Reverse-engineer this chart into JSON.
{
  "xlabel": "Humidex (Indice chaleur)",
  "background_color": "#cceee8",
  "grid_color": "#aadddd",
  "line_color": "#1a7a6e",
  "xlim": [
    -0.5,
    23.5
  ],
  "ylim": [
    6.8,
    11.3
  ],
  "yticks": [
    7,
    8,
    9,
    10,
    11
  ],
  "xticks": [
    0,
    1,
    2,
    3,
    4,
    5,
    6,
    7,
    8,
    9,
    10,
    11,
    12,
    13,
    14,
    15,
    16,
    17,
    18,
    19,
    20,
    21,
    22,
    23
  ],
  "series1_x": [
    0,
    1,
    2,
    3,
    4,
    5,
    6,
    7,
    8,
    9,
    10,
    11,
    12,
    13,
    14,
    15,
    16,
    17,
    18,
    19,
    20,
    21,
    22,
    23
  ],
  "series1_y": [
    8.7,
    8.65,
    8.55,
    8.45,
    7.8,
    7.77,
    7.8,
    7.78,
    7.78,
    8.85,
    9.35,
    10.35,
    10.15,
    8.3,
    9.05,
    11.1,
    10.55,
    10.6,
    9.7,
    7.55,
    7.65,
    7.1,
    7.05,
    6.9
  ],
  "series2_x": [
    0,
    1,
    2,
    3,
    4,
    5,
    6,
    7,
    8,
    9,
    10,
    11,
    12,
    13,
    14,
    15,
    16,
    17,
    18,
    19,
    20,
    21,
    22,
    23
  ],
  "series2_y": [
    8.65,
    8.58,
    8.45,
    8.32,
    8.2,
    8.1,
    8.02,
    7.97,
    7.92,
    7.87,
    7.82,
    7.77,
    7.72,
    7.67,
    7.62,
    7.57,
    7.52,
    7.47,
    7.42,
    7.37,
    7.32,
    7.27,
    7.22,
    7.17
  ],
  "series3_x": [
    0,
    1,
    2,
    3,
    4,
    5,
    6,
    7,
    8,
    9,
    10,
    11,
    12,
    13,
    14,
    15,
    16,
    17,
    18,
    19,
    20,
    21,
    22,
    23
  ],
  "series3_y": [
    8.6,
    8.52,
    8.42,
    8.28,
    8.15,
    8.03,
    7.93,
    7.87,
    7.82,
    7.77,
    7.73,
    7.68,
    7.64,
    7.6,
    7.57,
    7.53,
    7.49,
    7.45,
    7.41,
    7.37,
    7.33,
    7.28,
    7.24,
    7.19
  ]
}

*-*-*

- [Exercise objective]:
Output every entry shown above, exactly.

- [Result of the exercise]:
Reverse-engineer this chart into JSON.
{
  "xlabel": "Humidex (Indice chaleur)",
  "background_color": "#cceee8",
  "grid_color": "#aadddd",
  "line_color": "#1a7a6e",
  "xlim": [
    -0.5,
    23.5
  ],
  "ylim": [
    6.8,
    11.3
  ],
  "yticks": [
    7,
    8,
    9,
    10,
    11
  ],
  "xticks": [
    0,
    1,
    2,
    3,
    4,
    5,
    6,
    7,
    8,
    9,
    10,
    11,
    12,
    13,
    14,
    15,
    16,
    17,
    18,
    19,
    20,
    21,
    22,
    23
  ],
  "series1_x": [
    0,
    1,
    2,
    3,
    4,
    5,
    6,
    7,
    8,
    9,
    10,
    11,
    12,
    13,
    14,
    15,
    16,
    17,
    18,
    19,
    20,
    21,
    22,
    23
  ],
  "series1_y": [
    8.7,
    8.65,
    8.55,
    8.45,
    7.8,
    7.77,
    7.8,
    7.78,
    7.78,
    8.85,
    9.35,
    10.35,
    10.15,
    8.3,
    9.05,
    11.1,
    10.55,
    10.6,
    9.7,
    7.55,
    7.65,
    7.1,
    7.05,
    6.9
  ],
  "series2_x": [
    0,
    1,
    2,
    3,
    4,
    5,
    6,
    7,
    8,
    9,
    10,
    11,
    12,
    13,
    14,
    15,
    16,
    17,
    18,
    19,
    20,
    21,
    22,
    23
  ],
  "series2_y": [
    8.65,
    8.58,
    8.45,
    8.32,
    8.2,
    8.1,
    8.02,
    7.97,
    7.92,
    7.87,
    7.82,
    7.77,
    7.72,
    7.67,
    7.62,
    7.57,
    7.52,
    7.47,
    7.42,
    7.37,
    7.32,
    7.27,
    7.22,
    7.17
  ],
  "series3_x": [
    0,
    1,
    2,
    3,
    4,
    5,
    6,
    7,
    8,
    9,
    10,
    11,
    12,
    13,
    14,
    15,
    16,
    17,
    18,
    19,
    20,
    21,
    22,
    23
  ],
  "series3_y": [
    8.6,
    8.52,
    8.42,
    8.28,
    8.15,
    8.03,
    7.93,
    7.87,
    7.82,
    7.77,
    7.73,
    7.68,
    7.64,
    7.6,
    7.57,
    7.53,
    7.49,
    7.45,
    7.41,
    7.37,
    7.33,
    7.28,
    7.24,
    7.19
  ]
}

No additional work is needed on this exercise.